Exercise goal:
Locate each line of the material that contains "Garrido", then return it.

● ● ● ● ●

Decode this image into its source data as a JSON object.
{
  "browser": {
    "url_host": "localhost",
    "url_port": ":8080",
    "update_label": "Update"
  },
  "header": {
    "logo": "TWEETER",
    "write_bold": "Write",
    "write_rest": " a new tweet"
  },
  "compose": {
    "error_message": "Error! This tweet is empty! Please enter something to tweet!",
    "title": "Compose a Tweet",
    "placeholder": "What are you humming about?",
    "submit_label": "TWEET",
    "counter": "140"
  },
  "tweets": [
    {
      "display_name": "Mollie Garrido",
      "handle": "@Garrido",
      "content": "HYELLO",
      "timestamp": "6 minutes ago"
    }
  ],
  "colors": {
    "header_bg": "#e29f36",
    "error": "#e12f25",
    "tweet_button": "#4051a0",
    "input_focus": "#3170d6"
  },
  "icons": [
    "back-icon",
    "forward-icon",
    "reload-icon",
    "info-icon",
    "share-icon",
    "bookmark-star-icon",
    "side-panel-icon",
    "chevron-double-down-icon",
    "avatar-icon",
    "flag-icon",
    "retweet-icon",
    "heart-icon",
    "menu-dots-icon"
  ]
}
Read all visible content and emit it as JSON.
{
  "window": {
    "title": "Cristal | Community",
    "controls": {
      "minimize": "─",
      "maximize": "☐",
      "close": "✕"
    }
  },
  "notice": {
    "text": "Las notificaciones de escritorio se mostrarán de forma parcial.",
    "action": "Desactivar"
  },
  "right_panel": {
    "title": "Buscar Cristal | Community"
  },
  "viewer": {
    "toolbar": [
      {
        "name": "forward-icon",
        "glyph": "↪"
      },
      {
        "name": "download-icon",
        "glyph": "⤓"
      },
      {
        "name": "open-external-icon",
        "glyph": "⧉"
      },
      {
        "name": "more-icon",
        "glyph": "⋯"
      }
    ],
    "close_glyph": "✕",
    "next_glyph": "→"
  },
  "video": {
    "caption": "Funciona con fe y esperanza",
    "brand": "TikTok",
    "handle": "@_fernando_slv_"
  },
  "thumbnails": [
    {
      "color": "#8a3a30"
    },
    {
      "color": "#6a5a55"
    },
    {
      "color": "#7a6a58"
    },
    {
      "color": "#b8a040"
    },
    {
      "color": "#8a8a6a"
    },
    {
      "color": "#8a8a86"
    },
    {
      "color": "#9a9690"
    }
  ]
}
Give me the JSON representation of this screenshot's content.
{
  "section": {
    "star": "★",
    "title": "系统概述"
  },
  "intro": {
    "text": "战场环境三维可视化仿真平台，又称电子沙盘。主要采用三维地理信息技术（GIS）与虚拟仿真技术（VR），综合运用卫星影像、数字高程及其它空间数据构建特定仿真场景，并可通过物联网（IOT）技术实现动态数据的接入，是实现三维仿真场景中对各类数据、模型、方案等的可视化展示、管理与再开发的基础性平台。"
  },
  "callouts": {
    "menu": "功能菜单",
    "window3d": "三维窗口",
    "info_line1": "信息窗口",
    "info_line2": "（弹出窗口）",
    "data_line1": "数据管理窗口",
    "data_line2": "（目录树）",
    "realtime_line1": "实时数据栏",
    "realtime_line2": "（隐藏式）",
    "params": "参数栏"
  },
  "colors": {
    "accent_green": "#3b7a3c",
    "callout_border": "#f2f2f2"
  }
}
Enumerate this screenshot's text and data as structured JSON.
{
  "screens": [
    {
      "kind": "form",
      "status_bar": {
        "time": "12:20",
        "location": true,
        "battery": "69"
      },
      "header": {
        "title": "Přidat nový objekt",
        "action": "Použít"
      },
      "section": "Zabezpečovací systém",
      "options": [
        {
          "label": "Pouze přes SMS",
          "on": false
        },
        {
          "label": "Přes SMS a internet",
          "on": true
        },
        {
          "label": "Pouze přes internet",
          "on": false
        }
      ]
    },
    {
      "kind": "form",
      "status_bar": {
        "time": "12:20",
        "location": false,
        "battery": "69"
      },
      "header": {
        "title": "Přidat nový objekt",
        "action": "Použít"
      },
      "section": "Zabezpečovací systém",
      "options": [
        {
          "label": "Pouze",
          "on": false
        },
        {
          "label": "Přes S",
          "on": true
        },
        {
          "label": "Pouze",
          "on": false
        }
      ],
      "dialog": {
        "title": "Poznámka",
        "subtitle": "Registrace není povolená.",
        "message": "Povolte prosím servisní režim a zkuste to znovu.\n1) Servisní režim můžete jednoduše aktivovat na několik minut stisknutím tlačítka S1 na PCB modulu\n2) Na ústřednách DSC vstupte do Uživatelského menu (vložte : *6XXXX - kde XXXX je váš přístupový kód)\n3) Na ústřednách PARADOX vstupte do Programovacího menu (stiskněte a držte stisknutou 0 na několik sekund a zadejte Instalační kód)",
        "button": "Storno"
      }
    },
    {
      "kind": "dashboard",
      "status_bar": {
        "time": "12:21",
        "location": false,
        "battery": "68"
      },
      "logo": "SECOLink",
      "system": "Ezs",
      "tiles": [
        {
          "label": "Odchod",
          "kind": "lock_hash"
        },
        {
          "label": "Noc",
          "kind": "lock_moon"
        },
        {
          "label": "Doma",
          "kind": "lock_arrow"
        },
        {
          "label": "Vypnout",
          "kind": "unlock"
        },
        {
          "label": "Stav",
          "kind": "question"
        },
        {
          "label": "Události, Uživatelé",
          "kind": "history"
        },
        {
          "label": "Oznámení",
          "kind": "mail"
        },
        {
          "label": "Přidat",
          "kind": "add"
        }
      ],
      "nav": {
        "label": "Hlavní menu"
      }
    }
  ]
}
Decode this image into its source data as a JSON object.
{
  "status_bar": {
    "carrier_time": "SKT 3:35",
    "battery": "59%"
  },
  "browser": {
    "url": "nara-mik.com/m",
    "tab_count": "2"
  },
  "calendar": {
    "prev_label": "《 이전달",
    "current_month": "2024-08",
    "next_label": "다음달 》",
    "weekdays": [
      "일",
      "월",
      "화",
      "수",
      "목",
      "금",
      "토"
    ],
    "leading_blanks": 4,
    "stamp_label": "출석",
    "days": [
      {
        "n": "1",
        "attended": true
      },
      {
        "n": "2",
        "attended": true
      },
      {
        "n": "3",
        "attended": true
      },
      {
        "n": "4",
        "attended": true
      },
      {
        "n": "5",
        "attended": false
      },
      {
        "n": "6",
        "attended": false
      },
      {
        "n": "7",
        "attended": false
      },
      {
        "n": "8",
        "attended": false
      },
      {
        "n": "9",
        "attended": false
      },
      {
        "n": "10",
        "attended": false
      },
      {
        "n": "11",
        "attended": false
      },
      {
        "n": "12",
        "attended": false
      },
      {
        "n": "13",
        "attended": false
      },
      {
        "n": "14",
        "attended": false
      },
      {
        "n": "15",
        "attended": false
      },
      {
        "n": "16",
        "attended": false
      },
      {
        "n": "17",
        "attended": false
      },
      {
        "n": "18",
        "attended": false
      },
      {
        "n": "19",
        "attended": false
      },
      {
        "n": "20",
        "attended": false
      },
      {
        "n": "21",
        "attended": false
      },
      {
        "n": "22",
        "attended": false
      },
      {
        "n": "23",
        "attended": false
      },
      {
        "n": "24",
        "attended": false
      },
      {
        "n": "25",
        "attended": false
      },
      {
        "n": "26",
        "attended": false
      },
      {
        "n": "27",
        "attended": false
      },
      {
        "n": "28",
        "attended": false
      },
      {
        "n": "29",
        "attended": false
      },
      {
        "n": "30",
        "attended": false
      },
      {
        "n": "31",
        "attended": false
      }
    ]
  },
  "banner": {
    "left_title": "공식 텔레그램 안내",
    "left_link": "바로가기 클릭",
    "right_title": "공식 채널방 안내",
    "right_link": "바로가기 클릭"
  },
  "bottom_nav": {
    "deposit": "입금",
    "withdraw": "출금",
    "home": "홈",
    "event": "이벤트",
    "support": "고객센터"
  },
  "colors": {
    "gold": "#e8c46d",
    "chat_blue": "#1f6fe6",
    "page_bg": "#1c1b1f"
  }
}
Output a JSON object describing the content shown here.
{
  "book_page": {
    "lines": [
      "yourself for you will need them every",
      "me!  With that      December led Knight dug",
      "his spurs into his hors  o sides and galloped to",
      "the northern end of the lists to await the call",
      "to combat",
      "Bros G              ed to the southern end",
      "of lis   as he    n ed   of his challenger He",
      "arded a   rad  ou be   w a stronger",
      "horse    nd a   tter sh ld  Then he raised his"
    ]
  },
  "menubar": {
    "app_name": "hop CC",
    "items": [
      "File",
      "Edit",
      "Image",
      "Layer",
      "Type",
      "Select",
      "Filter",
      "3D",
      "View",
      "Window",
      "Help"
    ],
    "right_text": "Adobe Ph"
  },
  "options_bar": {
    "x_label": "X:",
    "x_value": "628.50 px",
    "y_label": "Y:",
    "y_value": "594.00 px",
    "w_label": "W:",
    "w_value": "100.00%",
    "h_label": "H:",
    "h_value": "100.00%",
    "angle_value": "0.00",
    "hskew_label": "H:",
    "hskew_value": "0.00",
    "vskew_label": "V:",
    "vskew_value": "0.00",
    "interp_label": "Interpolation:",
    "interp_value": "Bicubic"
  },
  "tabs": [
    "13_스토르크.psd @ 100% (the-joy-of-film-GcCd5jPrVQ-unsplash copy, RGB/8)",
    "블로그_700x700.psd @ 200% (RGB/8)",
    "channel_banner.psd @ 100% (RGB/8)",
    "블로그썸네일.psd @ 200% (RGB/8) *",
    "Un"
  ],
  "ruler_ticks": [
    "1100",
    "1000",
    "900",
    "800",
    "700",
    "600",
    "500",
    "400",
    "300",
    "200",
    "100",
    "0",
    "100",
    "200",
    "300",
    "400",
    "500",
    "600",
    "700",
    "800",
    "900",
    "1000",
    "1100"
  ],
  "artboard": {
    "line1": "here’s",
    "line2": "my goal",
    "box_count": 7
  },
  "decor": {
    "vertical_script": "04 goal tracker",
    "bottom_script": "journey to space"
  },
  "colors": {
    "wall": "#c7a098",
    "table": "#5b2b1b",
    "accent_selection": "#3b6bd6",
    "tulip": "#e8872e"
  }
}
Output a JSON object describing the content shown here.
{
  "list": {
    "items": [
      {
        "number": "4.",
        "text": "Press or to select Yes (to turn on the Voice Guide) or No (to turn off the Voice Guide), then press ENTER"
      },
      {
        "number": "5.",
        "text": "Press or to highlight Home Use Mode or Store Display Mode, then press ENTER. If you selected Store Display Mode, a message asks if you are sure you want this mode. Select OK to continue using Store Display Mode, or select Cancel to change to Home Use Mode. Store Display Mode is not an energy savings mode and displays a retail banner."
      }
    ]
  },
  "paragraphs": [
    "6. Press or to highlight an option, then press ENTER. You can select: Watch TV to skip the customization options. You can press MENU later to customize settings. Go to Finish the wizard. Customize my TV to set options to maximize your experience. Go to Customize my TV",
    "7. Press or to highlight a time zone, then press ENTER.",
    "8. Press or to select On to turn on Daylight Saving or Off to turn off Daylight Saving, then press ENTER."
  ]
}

● ● ● ● ●

Reply to the task:
      "display_name": "Mollie Garrido",
      "handle": "@Garrido",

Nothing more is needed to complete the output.